- **SOURCE INFORMATION**:
──────────
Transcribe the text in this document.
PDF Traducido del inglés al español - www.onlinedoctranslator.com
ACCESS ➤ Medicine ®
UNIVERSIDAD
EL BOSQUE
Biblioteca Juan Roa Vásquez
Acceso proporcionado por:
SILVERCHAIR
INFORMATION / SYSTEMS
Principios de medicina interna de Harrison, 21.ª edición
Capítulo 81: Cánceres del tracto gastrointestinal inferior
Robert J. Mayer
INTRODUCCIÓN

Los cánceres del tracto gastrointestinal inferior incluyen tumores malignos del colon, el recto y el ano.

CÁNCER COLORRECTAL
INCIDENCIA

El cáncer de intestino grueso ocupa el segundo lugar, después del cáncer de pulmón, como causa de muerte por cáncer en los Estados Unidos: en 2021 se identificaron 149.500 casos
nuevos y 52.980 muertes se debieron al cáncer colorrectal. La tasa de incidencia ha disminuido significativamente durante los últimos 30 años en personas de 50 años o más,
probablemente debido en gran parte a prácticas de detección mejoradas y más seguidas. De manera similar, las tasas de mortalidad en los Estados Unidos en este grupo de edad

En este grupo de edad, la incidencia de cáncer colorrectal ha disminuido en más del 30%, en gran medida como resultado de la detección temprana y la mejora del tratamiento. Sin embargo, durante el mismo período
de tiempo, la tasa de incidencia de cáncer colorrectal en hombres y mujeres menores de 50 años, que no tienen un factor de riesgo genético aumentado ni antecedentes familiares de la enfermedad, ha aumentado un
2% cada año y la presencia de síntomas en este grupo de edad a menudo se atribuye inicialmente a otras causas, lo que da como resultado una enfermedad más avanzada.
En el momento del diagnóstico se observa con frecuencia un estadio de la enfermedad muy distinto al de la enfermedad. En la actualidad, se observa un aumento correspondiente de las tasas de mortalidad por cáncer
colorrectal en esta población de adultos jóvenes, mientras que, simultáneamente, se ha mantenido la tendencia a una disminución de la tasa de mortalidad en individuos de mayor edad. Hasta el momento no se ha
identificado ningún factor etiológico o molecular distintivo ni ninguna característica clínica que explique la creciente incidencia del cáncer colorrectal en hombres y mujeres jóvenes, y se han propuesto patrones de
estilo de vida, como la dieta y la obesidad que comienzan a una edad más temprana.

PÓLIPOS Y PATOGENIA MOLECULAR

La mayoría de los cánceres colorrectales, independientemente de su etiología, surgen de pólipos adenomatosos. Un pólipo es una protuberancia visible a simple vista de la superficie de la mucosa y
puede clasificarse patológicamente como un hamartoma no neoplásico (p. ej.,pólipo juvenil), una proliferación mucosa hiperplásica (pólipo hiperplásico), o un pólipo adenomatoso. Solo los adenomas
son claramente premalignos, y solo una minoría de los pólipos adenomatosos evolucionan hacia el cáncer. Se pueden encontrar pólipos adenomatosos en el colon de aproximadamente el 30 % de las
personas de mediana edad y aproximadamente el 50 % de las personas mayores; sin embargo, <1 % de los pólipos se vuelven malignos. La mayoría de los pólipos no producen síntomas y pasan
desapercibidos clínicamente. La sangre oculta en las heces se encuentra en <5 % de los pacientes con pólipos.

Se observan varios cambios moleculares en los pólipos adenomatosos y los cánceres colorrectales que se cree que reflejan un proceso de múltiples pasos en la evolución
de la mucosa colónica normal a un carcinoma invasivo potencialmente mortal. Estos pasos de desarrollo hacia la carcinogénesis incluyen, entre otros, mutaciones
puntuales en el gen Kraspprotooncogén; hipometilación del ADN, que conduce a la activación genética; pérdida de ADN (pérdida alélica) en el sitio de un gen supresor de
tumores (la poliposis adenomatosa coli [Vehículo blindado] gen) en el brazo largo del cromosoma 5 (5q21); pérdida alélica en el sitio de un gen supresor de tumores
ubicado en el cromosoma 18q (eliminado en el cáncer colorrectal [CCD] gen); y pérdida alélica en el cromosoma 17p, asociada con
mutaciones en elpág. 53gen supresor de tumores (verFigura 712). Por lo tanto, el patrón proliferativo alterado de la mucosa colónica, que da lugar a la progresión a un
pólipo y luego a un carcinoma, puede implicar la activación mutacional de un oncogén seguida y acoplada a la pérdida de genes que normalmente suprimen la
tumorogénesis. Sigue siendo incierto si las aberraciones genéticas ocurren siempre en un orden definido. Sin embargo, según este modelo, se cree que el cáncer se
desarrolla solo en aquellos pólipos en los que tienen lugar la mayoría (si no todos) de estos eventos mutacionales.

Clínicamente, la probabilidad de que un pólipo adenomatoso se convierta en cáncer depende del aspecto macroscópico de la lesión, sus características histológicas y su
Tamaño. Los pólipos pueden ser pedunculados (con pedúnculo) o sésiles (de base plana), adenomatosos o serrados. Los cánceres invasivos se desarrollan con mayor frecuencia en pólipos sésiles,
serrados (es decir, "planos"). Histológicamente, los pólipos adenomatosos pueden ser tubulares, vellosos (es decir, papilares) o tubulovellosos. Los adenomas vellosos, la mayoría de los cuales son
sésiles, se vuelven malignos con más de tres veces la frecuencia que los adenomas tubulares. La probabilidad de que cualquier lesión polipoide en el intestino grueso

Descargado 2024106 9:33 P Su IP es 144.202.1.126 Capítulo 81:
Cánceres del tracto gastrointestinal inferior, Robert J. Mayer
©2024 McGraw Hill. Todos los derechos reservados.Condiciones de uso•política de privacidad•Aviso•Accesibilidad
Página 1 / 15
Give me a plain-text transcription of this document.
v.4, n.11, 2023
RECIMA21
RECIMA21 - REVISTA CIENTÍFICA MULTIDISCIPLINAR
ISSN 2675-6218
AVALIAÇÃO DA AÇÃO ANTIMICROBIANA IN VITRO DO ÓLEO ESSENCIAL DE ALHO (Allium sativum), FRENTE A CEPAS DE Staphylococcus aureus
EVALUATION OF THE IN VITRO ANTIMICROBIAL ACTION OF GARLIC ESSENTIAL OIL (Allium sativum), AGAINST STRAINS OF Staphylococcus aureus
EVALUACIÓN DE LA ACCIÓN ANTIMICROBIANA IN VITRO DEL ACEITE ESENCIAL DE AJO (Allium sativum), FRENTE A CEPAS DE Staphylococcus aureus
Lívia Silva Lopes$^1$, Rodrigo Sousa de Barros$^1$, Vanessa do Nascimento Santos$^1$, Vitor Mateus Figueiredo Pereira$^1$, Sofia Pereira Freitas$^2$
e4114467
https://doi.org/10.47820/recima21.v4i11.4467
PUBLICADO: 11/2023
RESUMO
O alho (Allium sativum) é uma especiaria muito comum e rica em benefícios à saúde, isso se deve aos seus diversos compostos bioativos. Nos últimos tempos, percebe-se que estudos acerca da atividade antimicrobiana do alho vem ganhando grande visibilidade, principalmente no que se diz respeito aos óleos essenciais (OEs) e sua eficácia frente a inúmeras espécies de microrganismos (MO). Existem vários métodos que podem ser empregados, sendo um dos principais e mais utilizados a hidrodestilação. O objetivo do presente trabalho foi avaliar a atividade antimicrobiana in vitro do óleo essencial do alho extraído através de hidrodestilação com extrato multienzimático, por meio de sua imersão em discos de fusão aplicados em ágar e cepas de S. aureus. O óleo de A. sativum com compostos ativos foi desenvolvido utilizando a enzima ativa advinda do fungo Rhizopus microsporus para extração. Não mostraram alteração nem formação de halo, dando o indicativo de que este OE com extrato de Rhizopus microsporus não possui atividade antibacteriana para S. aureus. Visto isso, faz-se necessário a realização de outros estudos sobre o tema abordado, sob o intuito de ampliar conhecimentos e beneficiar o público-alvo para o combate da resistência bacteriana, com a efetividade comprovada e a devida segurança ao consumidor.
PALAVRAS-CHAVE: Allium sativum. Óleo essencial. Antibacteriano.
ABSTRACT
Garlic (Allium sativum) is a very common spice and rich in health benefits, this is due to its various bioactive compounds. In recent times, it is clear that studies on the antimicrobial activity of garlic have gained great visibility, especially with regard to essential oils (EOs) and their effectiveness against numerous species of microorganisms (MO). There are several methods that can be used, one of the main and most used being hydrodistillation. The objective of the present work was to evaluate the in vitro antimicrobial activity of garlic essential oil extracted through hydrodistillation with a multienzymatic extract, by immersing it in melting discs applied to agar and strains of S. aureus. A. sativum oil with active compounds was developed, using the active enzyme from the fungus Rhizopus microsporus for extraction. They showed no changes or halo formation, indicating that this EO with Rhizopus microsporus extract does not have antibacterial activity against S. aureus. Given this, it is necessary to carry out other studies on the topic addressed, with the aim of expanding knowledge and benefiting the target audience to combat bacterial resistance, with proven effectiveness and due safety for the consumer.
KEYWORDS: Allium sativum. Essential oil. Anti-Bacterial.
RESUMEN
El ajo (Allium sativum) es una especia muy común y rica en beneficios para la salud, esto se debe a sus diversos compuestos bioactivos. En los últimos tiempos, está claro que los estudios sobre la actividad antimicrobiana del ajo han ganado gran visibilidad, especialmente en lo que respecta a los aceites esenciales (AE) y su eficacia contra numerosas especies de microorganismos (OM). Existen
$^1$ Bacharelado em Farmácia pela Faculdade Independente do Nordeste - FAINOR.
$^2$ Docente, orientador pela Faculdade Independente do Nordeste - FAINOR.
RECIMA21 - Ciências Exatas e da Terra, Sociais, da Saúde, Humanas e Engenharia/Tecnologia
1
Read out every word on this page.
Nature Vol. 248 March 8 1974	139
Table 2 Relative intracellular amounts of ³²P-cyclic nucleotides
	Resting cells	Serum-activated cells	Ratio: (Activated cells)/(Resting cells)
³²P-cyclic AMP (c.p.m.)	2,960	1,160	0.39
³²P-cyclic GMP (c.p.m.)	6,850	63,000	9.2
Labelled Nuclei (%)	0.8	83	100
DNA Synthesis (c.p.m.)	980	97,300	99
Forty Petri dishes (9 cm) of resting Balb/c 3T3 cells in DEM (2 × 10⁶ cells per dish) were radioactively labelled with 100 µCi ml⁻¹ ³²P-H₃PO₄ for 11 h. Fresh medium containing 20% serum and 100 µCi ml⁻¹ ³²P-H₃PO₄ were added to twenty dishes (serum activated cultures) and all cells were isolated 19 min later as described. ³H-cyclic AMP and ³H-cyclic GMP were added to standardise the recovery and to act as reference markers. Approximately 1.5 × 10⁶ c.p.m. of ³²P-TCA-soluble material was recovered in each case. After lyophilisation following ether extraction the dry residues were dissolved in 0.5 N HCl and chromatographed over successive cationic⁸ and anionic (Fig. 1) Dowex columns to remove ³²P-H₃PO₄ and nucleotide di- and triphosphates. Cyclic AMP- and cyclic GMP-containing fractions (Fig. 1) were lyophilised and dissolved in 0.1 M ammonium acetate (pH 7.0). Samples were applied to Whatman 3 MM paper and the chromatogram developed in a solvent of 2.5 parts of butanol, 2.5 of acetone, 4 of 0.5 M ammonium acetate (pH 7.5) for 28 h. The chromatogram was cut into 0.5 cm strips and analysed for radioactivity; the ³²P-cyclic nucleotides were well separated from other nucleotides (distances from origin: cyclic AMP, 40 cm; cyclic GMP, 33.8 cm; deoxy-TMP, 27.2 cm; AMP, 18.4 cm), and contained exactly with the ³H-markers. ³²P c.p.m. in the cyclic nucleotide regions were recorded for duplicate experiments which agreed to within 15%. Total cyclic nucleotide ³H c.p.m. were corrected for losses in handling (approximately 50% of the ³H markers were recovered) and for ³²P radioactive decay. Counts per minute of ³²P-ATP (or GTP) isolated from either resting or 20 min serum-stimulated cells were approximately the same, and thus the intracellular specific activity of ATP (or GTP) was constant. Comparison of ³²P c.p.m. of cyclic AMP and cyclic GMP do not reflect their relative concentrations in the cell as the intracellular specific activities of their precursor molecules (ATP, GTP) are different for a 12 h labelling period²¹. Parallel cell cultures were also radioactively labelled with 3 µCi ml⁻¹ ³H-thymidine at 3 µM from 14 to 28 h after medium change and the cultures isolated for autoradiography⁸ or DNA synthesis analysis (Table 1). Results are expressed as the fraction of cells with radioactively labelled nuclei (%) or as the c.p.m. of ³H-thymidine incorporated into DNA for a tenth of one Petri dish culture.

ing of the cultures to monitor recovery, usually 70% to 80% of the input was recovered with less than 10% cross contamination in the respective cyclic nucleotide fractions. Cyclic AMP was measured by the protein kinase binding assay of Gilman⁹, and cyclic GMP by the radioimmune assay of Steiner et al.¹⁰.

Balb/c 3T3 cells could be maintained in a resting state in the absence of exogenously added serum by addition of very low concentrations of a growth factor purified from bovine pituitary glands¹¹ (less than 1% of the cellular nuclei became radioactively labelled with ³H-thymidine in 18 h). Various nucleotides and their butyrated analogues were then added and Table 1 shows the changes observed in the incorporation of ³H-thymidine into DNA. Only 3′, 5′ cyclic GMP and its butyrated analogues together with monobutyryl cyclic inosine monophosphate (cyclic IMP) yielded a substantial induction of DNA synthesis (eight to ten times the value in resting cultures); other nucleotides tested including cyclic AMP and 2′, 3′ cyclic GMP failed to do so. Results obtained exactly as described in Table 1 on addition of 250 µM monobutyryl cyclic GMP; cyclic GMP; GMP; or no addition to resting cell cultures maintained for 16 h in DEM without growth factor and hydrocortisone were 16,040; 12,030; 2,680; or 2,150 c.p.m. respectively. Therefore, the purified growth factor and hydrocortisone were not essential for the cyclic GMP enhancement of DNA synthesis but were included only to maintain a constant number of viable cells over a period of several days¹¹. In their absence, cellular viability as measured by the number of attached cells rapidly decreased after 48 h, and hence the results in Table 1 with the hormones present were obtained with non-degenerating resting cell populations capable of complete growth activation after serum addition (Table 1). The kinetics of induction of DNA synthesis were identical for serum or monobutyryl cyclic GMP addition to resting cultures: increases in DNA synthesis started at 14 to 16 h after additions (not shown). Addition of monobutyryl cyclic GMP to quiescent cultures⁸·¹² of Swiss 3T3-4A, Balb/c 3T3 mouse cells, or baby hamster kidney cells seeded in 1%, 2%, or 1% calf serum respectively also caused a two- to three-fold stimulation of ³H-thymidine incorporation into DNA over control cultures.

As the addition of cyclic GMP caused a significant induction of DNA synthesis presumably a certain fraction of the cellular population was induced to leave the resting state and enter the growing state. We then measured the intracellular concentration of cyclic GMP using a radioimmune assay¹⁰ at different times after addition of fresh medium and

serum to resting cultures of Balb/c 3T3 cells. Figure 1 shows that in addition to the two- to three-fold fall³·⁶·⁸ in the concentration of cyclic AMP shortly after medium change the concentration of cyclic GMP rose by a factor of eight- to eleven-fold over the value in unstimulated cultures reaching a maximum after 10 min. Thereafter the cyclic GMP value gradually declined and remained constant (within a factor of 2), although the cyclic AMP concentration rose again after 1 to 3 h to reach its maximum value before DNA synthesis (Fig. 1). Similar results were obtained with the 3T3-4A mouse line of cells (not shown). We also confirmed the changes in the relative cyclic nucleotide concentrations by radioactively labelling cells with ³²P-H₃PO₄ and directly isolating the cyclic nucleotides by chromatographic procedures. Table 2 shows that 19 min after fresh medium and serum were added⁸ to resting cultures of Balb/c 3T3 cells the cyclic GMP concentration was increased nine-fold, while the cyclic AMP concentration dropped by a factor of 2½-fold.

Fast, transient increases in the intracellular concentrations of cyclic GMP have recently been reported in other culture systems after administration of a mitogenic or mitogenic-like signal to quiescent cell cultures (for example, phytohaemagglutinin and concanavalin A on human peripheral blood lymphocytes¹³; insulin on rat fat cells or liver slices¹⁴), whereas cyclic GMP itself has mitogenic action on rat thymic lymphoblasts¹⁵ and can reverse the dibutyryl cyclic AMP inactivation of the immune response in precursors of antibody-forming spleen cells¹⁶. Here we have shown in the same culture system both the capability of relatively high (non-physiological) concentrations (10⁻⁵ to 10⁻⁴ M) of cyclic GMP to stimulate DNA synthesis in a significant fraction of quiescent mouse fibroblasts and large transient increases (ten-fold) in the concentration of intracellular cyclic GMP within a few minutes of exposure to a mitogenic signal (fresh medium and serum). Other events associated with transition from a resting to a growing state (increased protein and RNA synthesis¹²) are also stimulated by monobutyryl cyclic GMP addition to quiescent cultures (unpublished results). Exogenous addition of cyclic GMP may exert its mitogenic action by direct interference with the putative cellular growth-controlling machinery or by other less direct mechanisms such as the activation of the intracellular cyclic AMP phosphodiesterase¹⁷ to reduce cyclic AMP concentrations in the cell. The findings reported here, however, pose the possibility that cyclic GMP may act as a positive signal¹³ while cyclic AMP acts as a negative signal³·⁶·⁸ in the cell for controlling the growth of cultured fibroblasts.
──────────
- **PROBLEM DETAILS**:
Only a number is expected here: how many lines of the records above contain "detección".

- **ANSWER SPACE**:
2